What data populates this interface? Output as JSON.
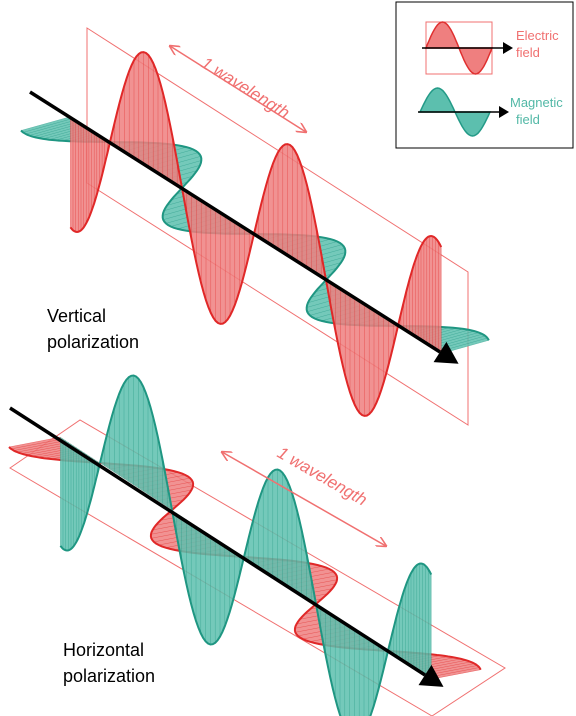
{
  "legend": {
    "electric": {
      "lines": [
        "Electric",
        "field"
      ]
    },
    "magnetic": {
      "lines": [
        "Magnetic",
        "field"
      ]
    }
  },
  "panels": [
    {
      "wavelength_label": "1 wavelength",
      "caption": [
        "Vertical",
        "polarization"
      ]
    },
    {
      "wavelength_label": "1 wavelength",
      "caption": [
        "Horizontal",
        "polarization"
      ]
    }
  ]
}
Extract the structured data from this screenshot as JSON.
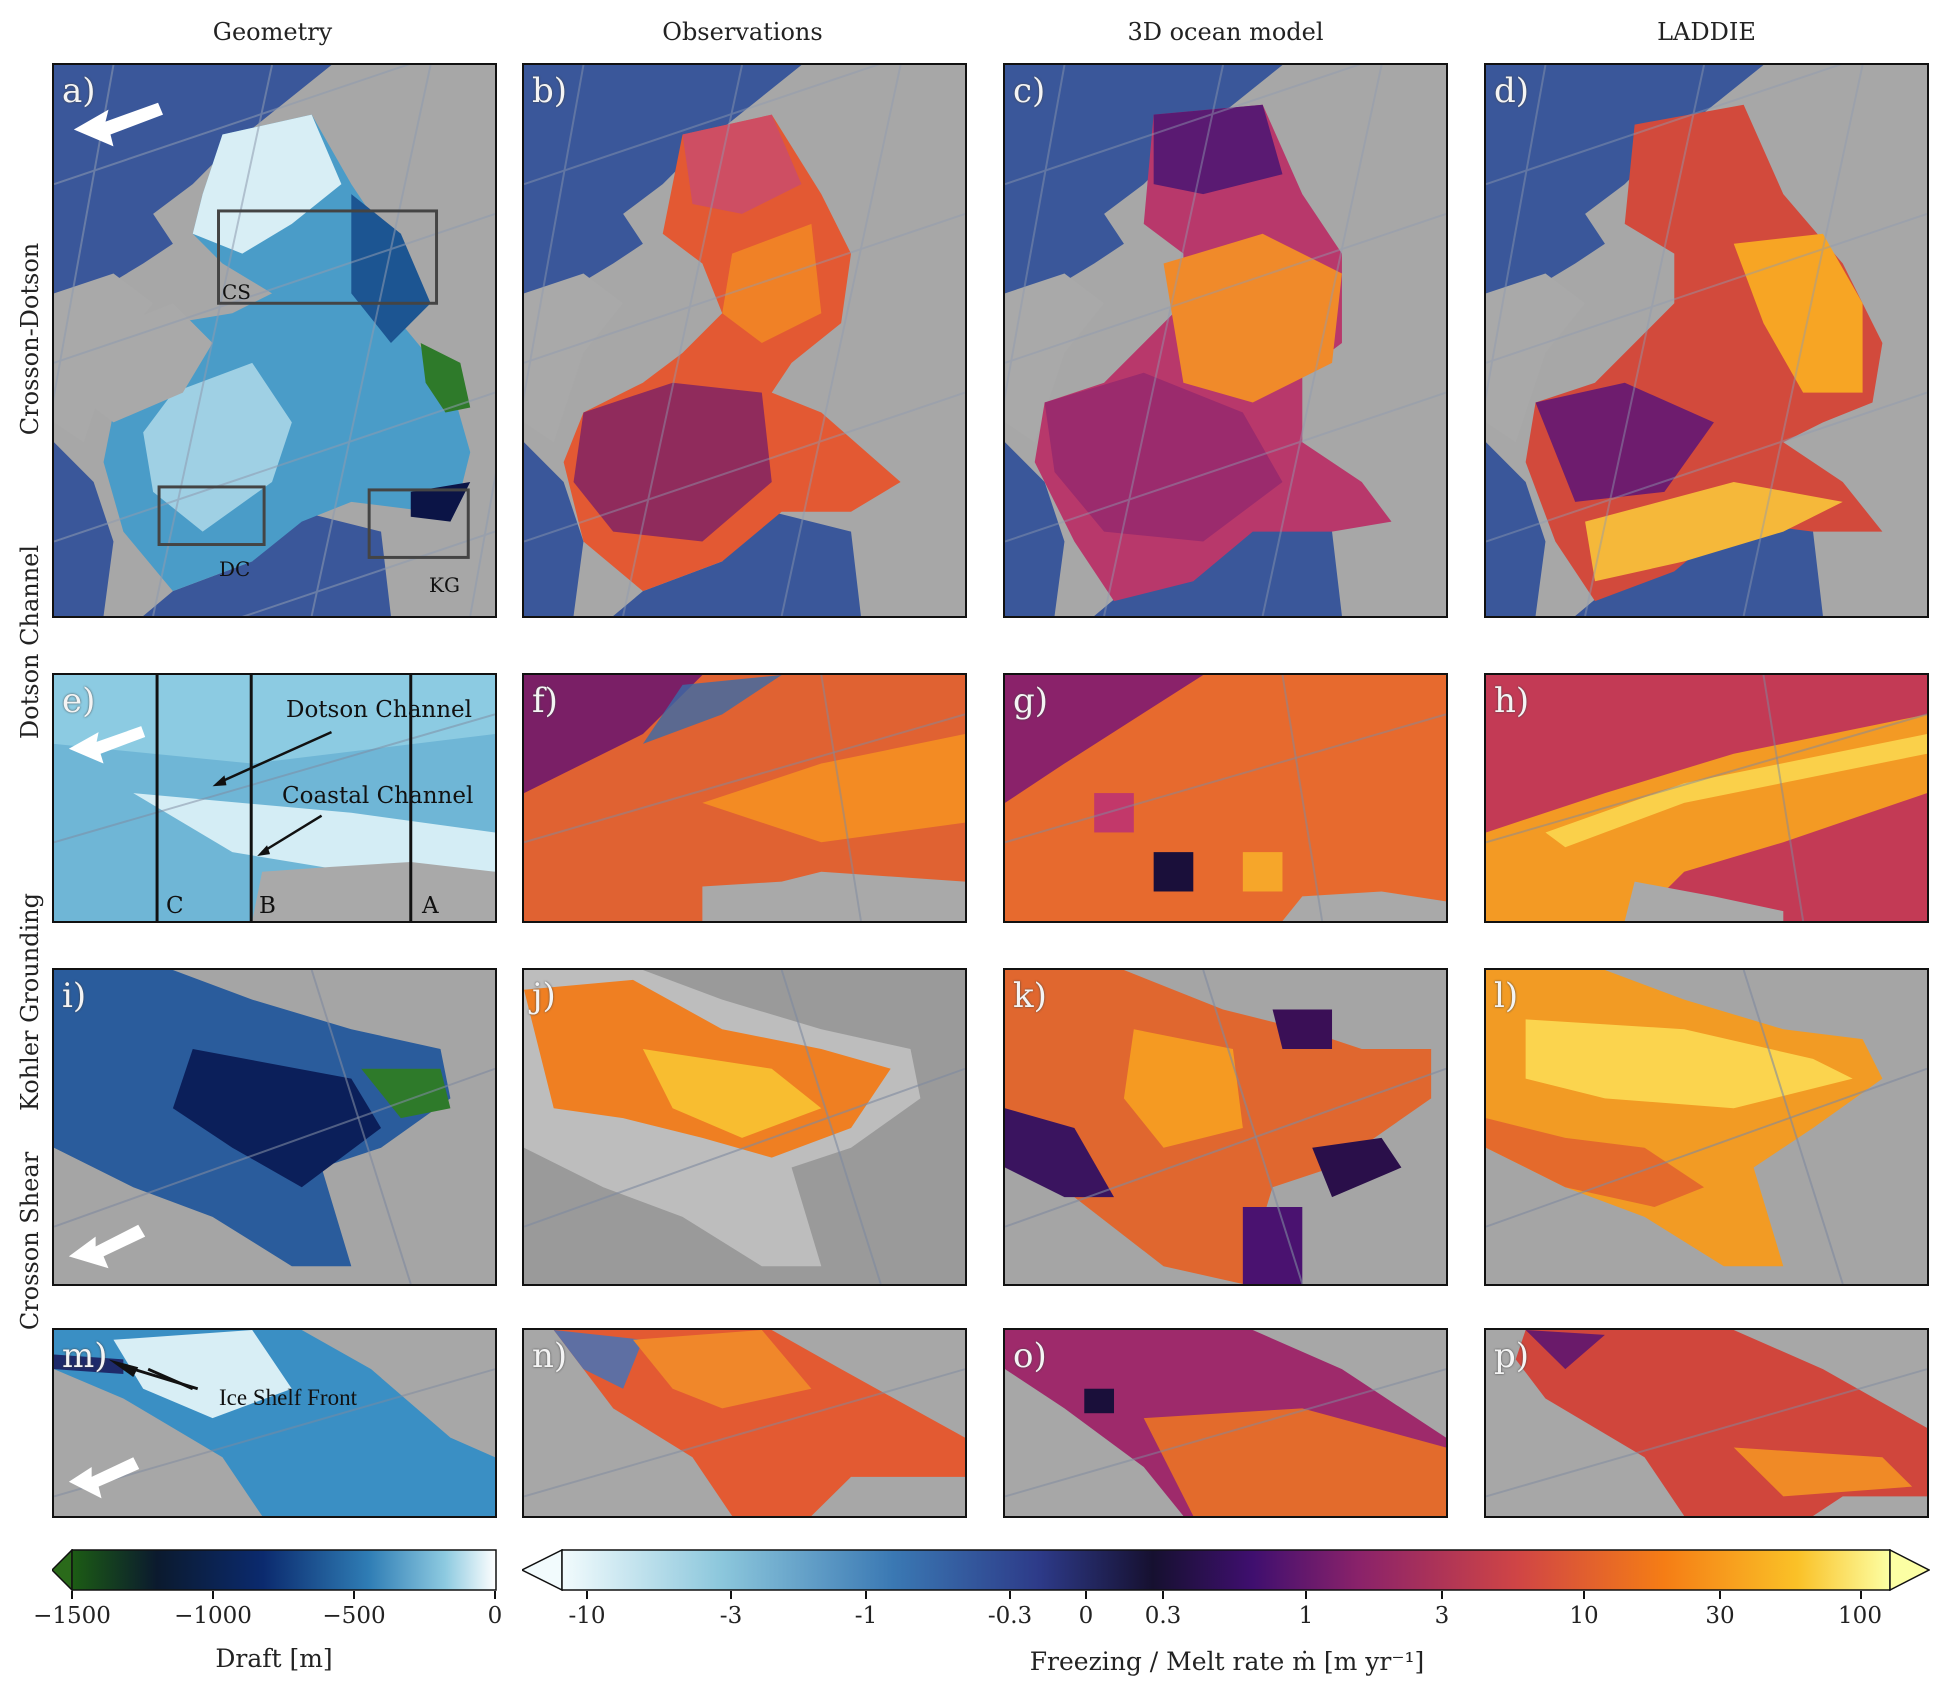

===

The task: Reproduce the full material exactly, excluding the pictures.

Answer below:
What data populates this interface? Output as JSON.
{
  "legend": {
    "electric": {
      "lines": [
        "Electric",
        "field"
      ]
    },
    "magnetic": {
      "lines": [
        "Magnetic",
        "field"
      ]
    }
  },
  "panels": [
    {
      "wavelength_label": "1 wavelength",
      "caption": [
        "Vertical",
        "polarization"
      ]
    },
    {
      "wavelength_label": "1 wavelength",
      "caption": [
        "Horizontal",
        "polarization"
      ]
    }
  ]
}
Extract the structured data from this screenshot as JSON.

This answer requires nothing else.